### WHAT IS BEING ASKED
Collect from the data below each line with "values".

### RECORDS FOR THE EXERCISE
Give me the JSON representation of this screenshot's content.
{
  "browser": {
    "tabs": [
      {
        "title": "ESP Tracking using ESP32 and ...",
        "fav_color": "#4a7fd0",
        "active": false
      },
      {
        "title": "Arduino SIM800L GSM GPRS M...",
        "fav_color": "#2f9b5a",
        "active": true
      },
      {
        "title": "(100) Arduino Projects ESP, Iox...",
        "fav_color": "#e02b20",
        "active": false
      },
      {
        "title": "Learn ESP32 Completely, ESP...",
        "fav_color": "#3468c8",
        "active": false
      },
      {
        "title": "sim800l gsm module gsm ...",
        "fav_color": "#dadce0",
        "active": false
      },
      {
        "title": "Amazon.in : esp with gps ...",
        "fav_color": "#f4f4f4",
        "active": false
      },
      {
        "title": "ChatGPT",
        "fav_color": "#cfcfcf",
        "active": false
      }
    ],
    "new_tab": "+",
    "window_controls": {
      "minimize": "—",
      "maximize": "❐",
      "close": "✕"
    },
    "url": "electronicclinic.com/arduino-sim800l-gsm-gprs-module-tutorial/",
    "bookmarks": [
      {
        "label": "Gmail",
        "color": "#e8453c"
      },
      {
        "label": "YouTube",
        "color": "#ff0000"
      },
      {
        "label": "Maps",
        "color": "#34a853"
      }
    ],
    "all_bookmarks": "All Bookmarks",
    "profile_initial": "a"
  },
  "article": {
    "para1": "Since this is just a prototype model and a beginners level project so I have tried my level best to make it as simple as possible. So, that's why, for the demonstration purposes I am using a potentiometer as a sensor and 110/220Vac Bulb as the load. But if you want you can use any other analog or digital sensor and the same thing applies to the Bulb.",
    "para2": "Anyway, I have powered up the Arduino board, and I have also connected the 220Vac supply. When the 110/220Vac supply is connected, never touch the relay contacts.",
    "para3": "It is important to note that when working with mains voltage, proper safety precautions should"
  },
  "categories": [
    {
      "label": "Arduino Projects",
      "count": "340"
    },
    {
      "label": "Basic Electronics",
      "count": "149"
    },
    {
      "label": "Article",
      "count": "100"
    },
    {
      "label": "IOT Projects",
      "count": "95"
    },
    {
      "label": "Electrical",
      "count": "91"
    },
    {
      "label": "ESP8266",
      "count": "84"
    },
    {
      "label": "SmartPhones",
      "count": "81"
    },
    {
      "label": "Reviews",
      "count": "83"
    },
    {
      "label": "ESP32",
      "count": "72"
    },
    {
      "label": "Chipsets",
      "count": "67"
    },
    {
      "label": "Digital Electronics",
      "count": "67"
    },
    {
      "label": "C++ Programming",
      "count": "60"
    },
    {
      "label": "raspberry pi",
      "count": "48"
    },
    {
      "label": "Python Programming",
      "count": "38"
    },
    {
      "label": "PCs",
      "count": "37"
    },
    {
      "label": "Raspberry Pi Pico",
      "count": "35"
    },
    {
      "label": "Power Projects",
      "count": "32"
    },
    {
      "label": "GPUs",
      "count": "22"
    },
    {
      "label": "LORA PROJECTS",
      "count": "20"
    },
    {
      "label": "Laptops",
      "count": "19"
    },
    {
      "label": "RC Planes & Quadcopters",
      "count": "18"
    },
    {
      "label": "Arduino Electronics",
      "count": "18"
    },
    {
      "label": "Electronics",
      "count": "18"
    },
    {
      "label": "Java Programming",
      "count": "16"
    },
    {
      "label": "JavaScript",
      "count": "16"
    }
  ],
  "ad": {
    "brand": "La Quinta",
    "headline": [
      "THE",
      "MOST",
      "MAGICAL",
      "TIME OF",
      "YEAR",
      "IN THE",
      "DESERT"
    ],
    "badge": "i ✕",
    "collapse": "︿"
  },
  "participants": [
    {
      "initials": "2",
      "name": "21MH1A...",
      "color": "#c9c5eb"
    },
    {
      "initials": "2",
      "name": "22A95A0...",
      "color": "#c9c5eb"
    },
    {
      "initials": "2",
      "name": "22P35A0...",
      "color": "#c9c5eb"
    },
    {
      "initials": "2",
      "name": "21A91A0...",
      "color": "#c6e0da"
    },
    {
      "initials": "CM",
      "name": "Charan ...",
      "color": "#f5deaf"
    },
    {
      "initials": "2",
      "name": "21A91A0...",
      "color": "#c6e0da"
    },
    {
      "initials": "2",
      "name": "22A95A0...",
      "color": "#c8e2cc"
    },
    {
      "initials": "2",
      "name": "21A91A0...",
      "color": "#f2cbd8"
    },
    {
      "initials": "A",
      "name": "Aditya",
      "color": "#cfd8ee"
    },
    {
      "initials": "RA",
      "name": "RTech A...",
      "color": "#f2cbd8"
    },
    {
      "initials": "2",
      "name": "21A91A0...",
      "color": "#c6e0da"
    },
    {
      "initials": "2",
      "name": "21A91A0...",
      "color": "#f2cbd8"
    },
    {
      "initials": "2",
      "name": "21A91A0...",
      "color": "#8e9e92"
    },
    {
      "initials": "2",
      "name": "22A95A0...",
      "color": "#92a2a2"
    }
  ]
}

--

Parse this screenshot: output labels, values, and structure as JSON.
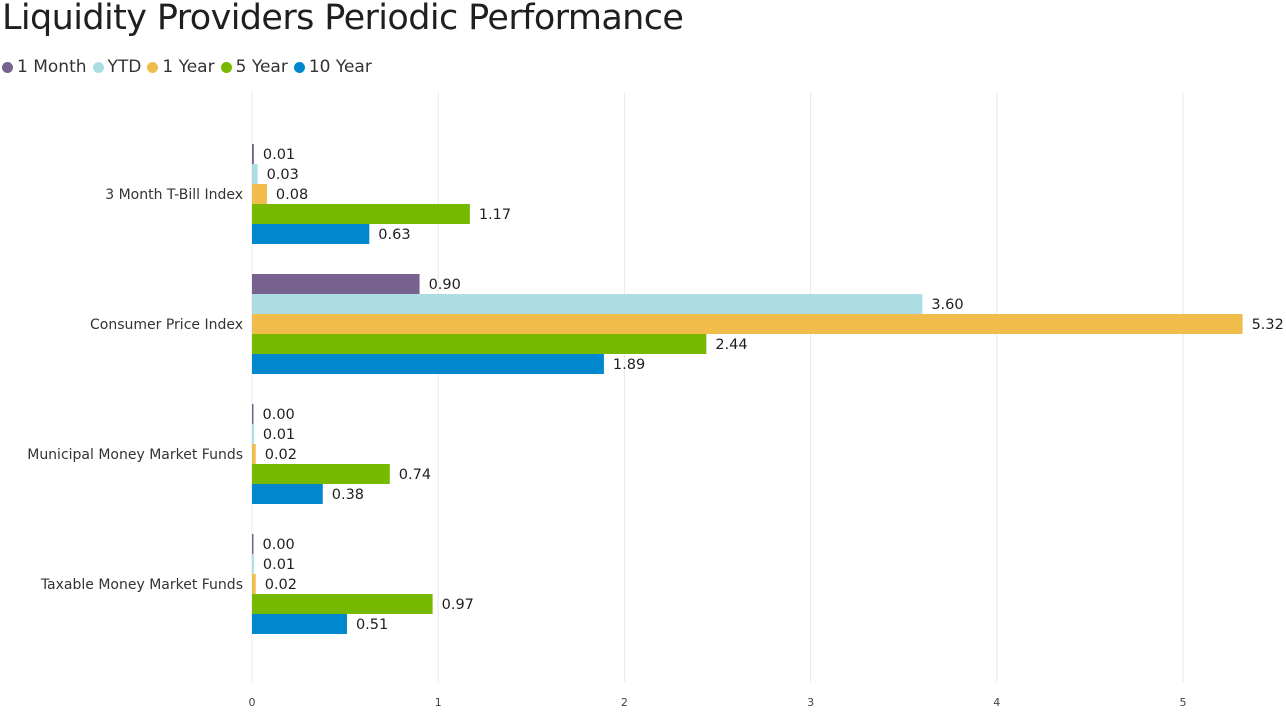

* * *

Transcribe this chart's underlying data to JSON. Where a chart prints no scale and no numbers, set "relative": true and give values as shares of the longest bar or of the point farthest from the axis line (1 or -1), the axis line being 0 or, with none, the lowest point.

### RIGHT ANSWER
Parse this screenshot: output labels, values, and structure as JSON.
Transcribe this chart's underlying data to JSON. Where a chart prints no scale and no numbers, set "relative": true and give values as shares of the longest bar or of the point farthest from the axis line (1 or -1), the axis line being 0 or, with none, the lowest point.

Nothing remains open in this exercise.